## Requirement:
Report every line in the listing that contains the string "this".

-- Records shown start --

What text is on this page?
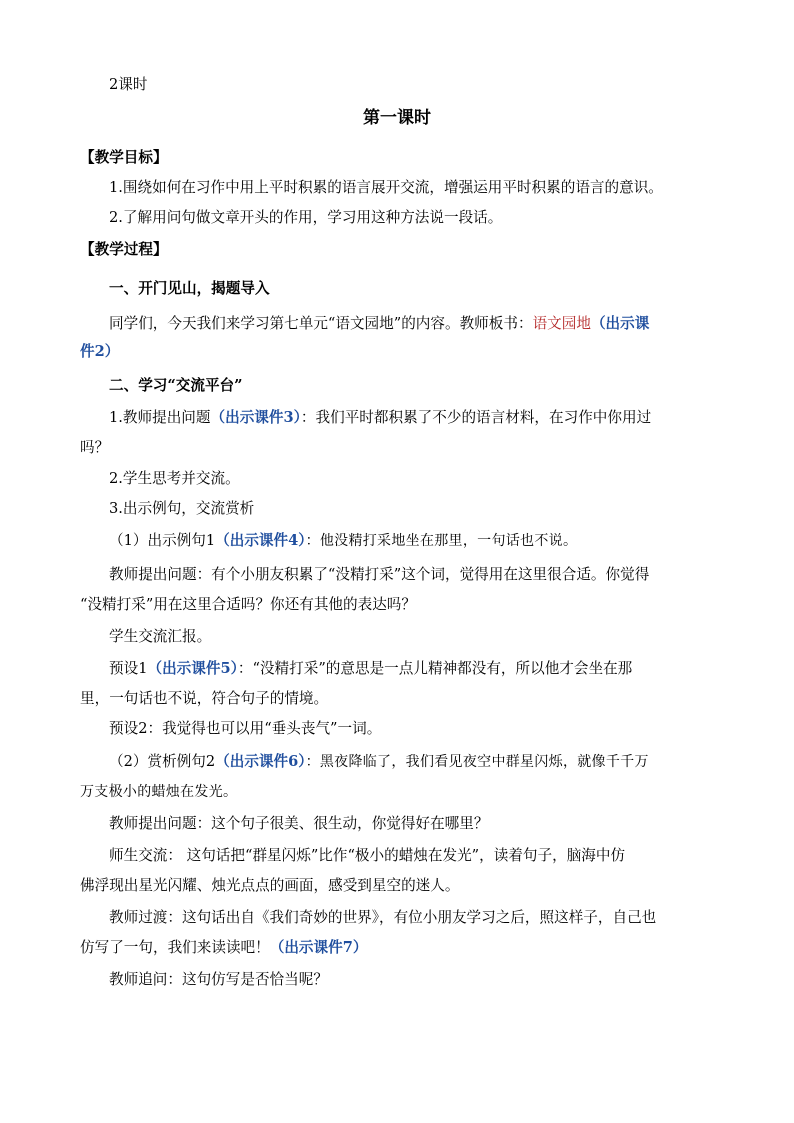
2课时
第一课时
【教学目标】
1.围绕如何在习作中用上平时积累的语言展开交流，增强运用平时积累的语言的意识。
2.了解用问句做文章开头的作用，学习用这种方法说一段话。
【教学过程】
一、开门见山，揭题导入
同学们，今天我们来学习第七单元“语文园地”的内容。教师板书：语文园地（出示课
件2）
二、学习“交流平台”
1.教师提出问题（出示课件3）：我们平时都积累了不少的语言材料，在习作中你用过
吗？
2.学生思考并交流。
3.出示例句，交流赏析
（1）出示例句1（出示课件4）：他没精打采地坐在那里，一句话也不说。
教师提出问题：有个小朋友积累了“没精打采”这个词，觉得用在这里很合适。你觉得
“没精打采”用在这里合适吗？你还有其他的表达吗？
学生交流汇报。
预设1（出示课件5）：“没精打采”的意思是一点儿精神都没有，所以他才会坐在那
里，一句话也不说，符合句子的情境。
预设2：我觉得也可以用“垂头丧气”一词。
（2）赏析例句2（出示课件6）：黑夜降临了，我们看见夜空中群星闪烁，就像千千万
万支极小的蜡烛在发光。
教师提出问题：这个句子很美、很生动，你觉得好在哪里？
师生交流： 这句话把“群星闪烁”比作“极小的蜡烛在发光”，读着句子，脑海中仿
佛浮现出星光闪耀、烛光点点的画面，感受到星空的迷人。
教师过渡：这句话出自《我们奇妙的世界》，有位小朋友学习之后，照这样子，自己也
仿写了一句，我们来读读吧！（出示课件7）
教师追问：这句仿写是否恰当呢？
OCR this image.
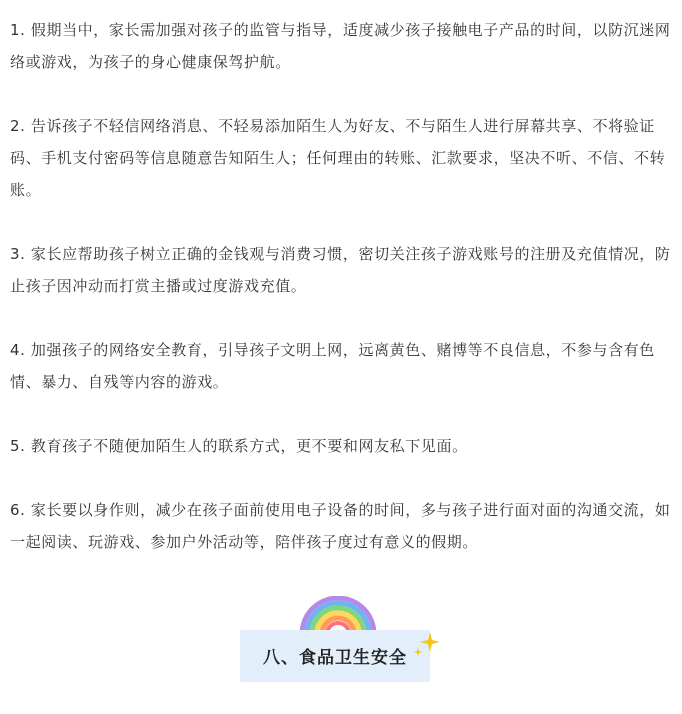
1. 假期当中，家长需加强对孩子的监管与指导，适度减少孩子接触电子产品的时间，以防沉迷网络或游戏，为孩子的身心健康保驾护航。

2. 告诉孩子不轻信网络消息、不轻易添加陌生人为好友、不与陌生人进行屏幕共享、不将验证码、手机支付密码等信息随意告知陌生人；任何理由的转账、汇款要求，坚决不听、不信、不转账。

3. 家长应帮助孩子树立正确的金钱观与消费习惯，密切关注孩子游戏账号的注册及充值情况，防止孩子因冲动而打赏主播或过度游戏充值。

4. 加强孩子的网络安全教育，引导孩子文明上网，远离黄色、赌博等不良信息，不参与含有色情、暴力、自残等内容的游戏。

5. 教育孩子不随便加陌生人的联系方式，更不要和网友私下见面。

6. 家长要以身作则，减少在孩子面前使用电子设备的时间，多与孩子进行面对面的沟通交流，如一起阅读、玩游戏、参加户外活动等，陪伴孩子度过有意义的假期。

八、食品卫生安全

-- Records shown end --

## Exercise solution:
What text is on this page?
OCR this image.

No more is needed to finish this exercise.